[Task] Return all of the entries word for word, but omit the pictures they contain.

(Figure dataset records)
____
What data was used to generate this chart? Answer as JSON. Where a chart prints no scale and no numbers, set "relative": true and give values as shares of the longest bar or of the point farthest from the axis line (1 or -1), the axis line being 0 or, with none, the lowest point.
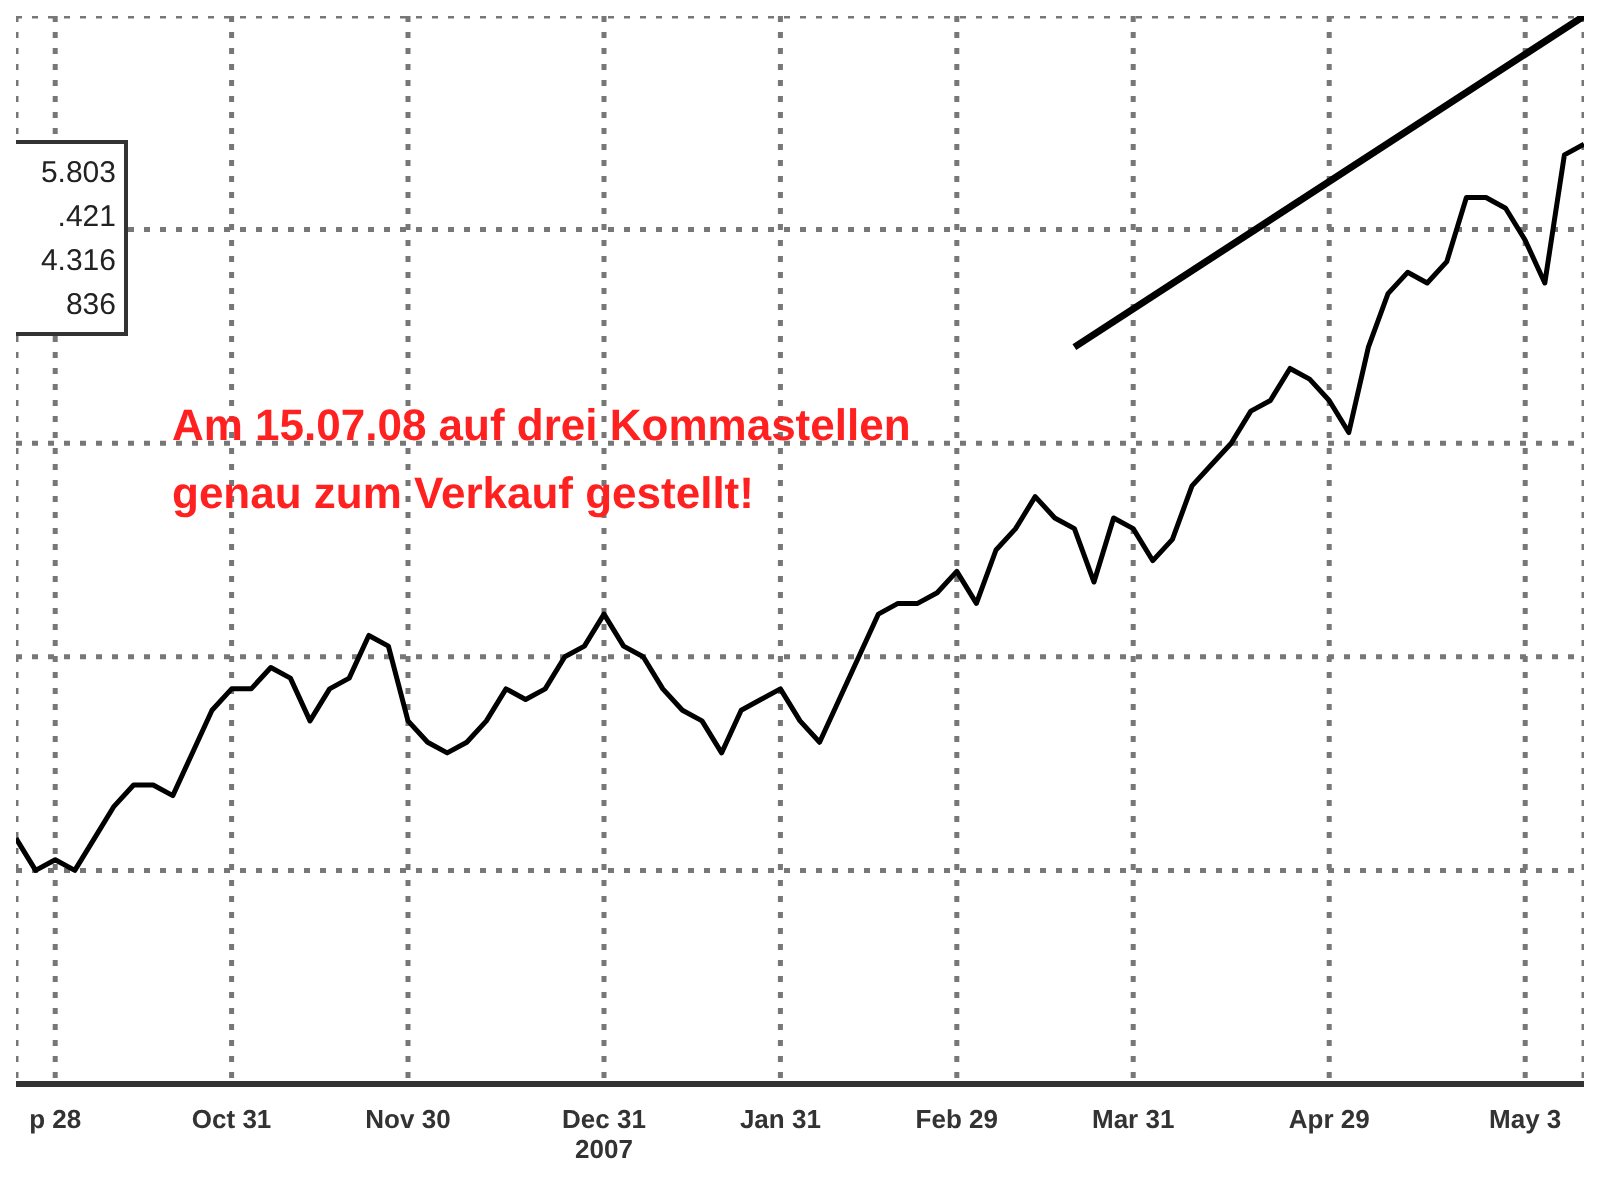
{
  "chart_data": {
    "type": "line",
    "relative": true,
    "grid": true,
    "categories": [
      null,
      null,
      "p 28",
      null,
      null,
      null,
      null,
      null,
      null,
      null,
      null,
      "Oct 31",
      null,
      null,
      null,
      null,
      null,
      null,
      null,
      null,
      "Nov 30",
      null,
      null,
      null,
      null,
      null,
      null,
      null,
      null,
      null,
      "Dec 31\n2007",
      null,
      null,
      null,
      null,
      null,
      null,
      null,
      null,
      "Jan 31",
      null,
      null,
      null,
      null,
      null,
      null,
      null,
      null,
      "Feb 29",
      null,
      null,
      null,
      null,
      null,
      null,
      null,
      null,
      "Mar 31",
      null,
      null,
      null,
      null,
      null,
      null,
      null,
      null,
      null,
      "Apr 29",
      null,
      null,
      null,
      null,
      null,
      null,
      null,
      null,
      null,
      "May 3",
      null,
      null,
      null
    ],
    "series": [
      {
        "color": "#000000",
        "values": [
          0.23,
          0.2,
          0.21,
          0.2,
          0.23,
          0.26,
          0.28,
          0.28,
          0.27,
          0.31,
          0.35,
          0.37,
          0.37,
          0.39,
          0.38,
          0.34,
          0.37,
          0.38,
          0.42,
          0.41,
          0.34,
          0.32,
          0.31,
          0.32,
          0.34,
          0.37,
          0.36,
          0.37,
          0.4,
          0.41,
          0.44,
          0.41,
          0.4,
          0.37,
          0.35,
          0.34,
          0.31,
          0.35,
          0.36,
          0.37,
          0.34,
          0.32,
          0.36,
          0.4,
          0.44,
          0.45,
          0.45,
          0.46,
          0.48,
          0.45,
          0.5,
          0.52,
          0.55,
          0.53,
          0.52,
          0.47,
          0.53,
          0.52,
          0.49,
          0.51,
          0.56,
          0.58,
          0.6,
          0.63,
          0.64,
          0.67,
          0.66,
          0.64,
          0.61,
          0.69,
          0.74,
          0.76,
          0.75,
          0.77,
          0.83,
          0.83,
          0.82,
          0.79,
          0.75,
          0.87,
          0.88
        ]
      },
      {
        "type": "line",
        "color": "#000000",
        "values": [
          null,
          null,
          null,
          null,
          null,
          null,
          null,
          null,
          null,
          null,
          null,
          null,
          null,
          null,
          null,
          null,
          null,
          null,
          null,
          null,
          null,
          null,
          null,
          null,
          null,
          null,
          null,
          null,
          null,
          null,
          null,
          null,
          null,
          null,
          null,
          null,
          null,
          null,
          null,
          null,
          null,
          null,
          null,
          null,
          null,
          null,
          null,
          null,
          null,
          null,
          null,
          null,
          null,
          null,
          0.69,
          null,
          null,
          null,
          null,
          null,
          null,
          null,
          null,
          null,
          null,
          null,
          null,
          null,
          null,
          null,
          null,
          null,
          null,
          null,
          null,
          null,
          null,
          null,
          null,
          null,
          1
        ]
      }
    ],
    "annotations": [
      "5.803",
      ".421",
      "4.316",
      "836",
      "Am 15.07.08 auf drei Kommastellen\ngenau zum Verkauf gestellt!"
    ]
  }
}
____
[Result for this task]
What data was used to generate this chart? Answer as JSON. Where a chart prints no scale and no numbers, set "relative": true and give values as shares of the longest bar or of the point farthest from the axis line (1 or -1), the axis line being 0 or, with none, the lowest point.
{
  "chart_data": {
    "type": "line",
    "relative": true,
    "grid": true,
    "categories": [
      null,
      null,
      "p 28",
      null,
      null,
      null,
      null,
      null,
      null,
      null,
      null,
      "Oct 31",
      null,
      null,
      null,
      null,
      null,
      null,
      null,
      null,
      "Nov 30",
      null,
      null,
      null,
      null,
      null,
      null,
      null,
      null,
      null,
      "Dec 31\n2007",
      null,
      null,
      null,
      null,
      null,
      null,
      null,
      null,
      "Jan 31",
      null,
      null,
      null,
      null,
      null,
      null,
      null,
      null,
      "Feb 29",
      null,
      null,
      null,
      null,
      null,
      null,
      null,
      null,
      "Mar 31",
      null,
      null,
      null,
      null,
      null,
      null,
      null,
      null,
      null,
      "Apr 29",
      null,
      null,
      null,
      null,
      null,
      null,
      null,
      null,
      null,
      "May 3",
      null,
      null,
      null
    ],
    "series": [
      {
        "color": "#000000",
        "values": [
          0.23,
          0.2,
          0.21,
          0.2,
          0.23,
          0.26,
          0.28,
          0.28,
          0.27,
          0.31,
          0.35,
          0.37,
          0.37,
          0.39,
          0.38,
          0.34,
          0.37,
          0.38,
          0.42,
          0.41,
          0.34,
          0.32,
          0.31,
          0.32,
          0.34,
          0.37,
          0.36,
          0.37,
          0.4,
          0.41,
          0.44,
          0.41,
          0.4,
          0.37,
          0.35,
          0.34,
          0.31,
          0.35,
          0.36,
          0.37,
          0.34,
          0.32,
          0.36,
          0.4,
          0.44,
          0.45,
          0.45,
          0.46,
          0.48,
          0.45,
          0.5,
          0.52,
          0.55,
          0.53,
          0.52,
          0.47,
          0.53,
          0.52,
          0.49,
          0.51,
          0.56,
          0.58,
          0.6,
          0.63,
          0.64,
          0.67,
          0.66,
          0.64,
          0.61,
          0.69,
          0.74,
          0.76,
          0.75,
          0.77,
          0.83,
          0.83,
          0.82,
          0.79,
          0.75,
          0.87,
          0.88
        ]
      },
      {
        "type": "line",
        "color": "#000000",
        "values": [
          null,
          null,
          null,
          null,
          null,
          null,
          null,
          null,
          null,
          null,
          null,
          null,
          null,
          null,
          null,
          null,
          null,
          null,
          null,
          null,
          null,
          null,
          null,
          null,
          null,
          null,
          null,
          null,
          null,
          null,
          null,
          null,
          null,
          null,
          null,
          null,
          null,
          null,
          null,
          null,
          null,
          null,
          null,
          null,
          null,
          null,
          null,
          null,
          null,
          null,
          null,
          null,
          null,
          null,
          0.69,
          null,
          null,
          null,
          null,
          null,
          null,
          null,
          null,
          null,
          null,
          null,
          null,
          null,
          null,
          null,
          null,
          null,
          null,
          null,
          null,
          null,
          null,
          null,
          null,
          null,
          1
        ]
      }
    ],
    "annotations": [
      "5.803",
      ".421",
      "4.316",
      "836",
      "Am 15.07.08 auf drei Kommastellen\ngenau zum Verkauf gestellt!"
    ]
  }
}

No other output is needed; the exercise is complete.